**Your task:** Print every entry word for word, but omit the pictures.

-- Begin Records for the task --

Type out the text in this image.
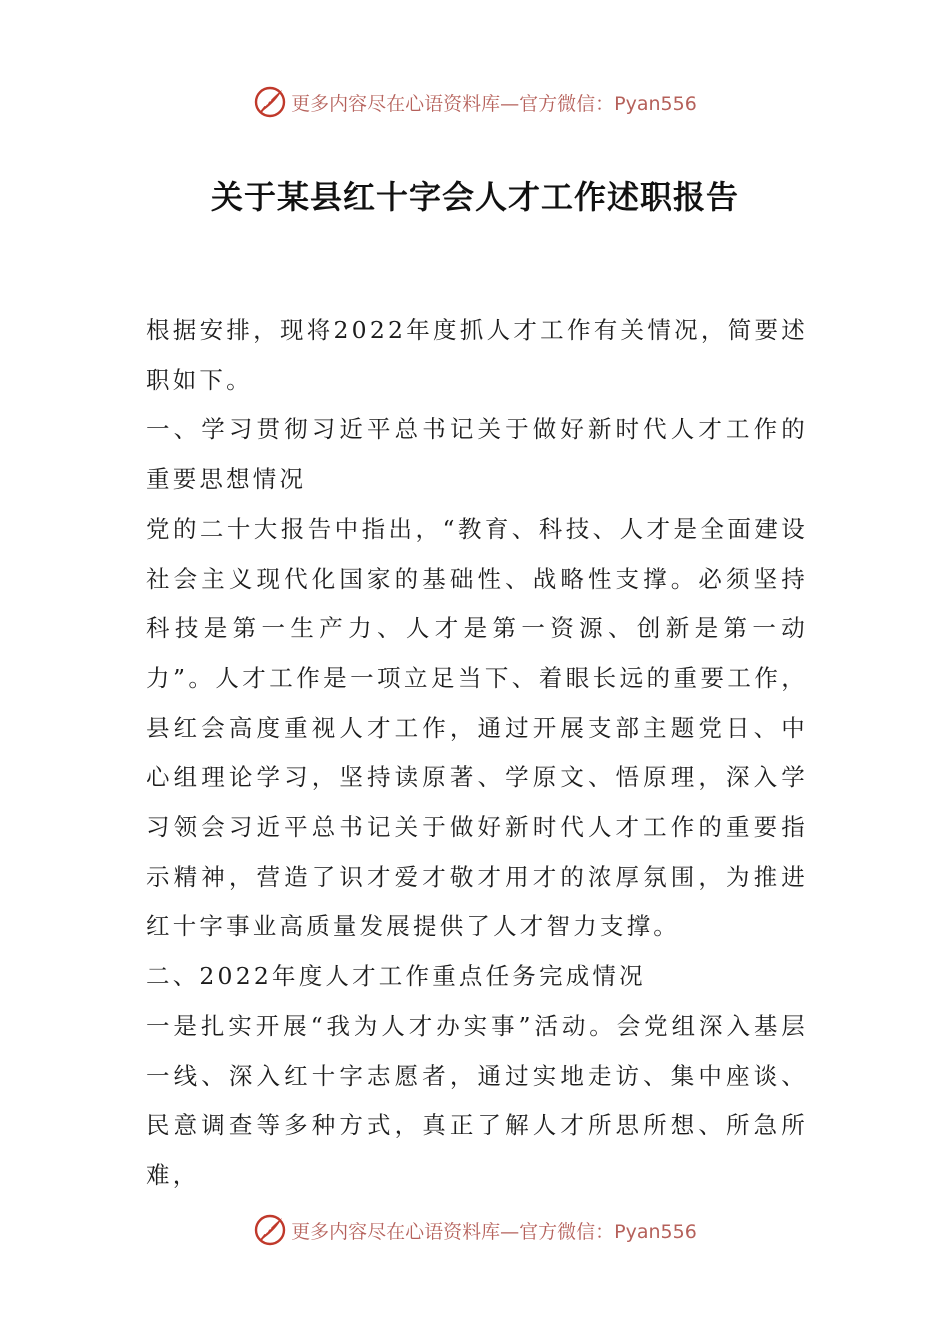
更多内容尽在心语资料库—官方微信：Pyan556
关于某县红十字会人才工作述职报告

根据安排，现将2022年度抓人才工作有关情况，简要述职如下。

一、学习贯彻习近平总书记关于做好新时代人才工作的重要思想情况

党的二十大报告中指出，“教育、科技、人才是全面建设社会主义现代化国家的基础性、战略性支撑。必须坚持科技是第一生产力、人才是第一资源、创新是第一动力”。人才工作是一项立足当下、着眼长远的重要工作，县红会高度重视人才工作，通过开展支部主题党日、中心组理论学习，坚持读原著、学原文、悟原理，深入学习领会习近平总书记关于做好新时代人才工作的重要指示精神，营造了识才爱才敬才用才的浓厚氛围，为推进红十字事业高质量发展提供了人才智力支撑。

二、2022年度人才工作重点任务完成情况

一是扎实开展“我为人才办实事”活动。会党组深入基层一线、深入红十字志愿者，通过实地走访、集中座谈、民意调查等多种方式，真正了解人才所思所想、所急所难，

更多内容尽在心语资料库—官方微信：Pyan556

-- End Records for the task --

**Exercise solution:**
Type out the text in this image.
更多内容尽在心语资料库—官方微信：Pyan556
关于某县红十字会人才工作述职报告

根据安排，现将2022年度抓人才工作有关情况，简要述职如下。

一、学习贯彻习近平总书记关于做好新时代人才工作的重要思想情况

党的二十大报告中指出，“教育、科技、人才是全面建设社会主义现代化国家的基础性、战略性支撑。必须坚持科技是第一生产力、人才是第一资源、创新是第一动力”。人才工作是一项立足当下、着眼长远的重要工作，县红会高度重视人才工作，通过开展支部主题党日、中心组理论学习，坚持读原著、学原文、悟原理，深入学习领会习近平总书记关于做好新时代人才工作的重要指示精神，营造了识才爱才敬才用才的浓厚氛围，为推进红十字事业高质量发展提供了人才智力支撑。

二、2022年度人才工作重点任务完成情况

一是扎实开展“我为人才办实事”活动。会党组深入基层一线、深入红十字志愿者，通过实地走访、集中座谈、民意调查等多种方式，真正了解人才所思所想、所急所难，

更多内容尽在心语资料库—官方微信：Pyan556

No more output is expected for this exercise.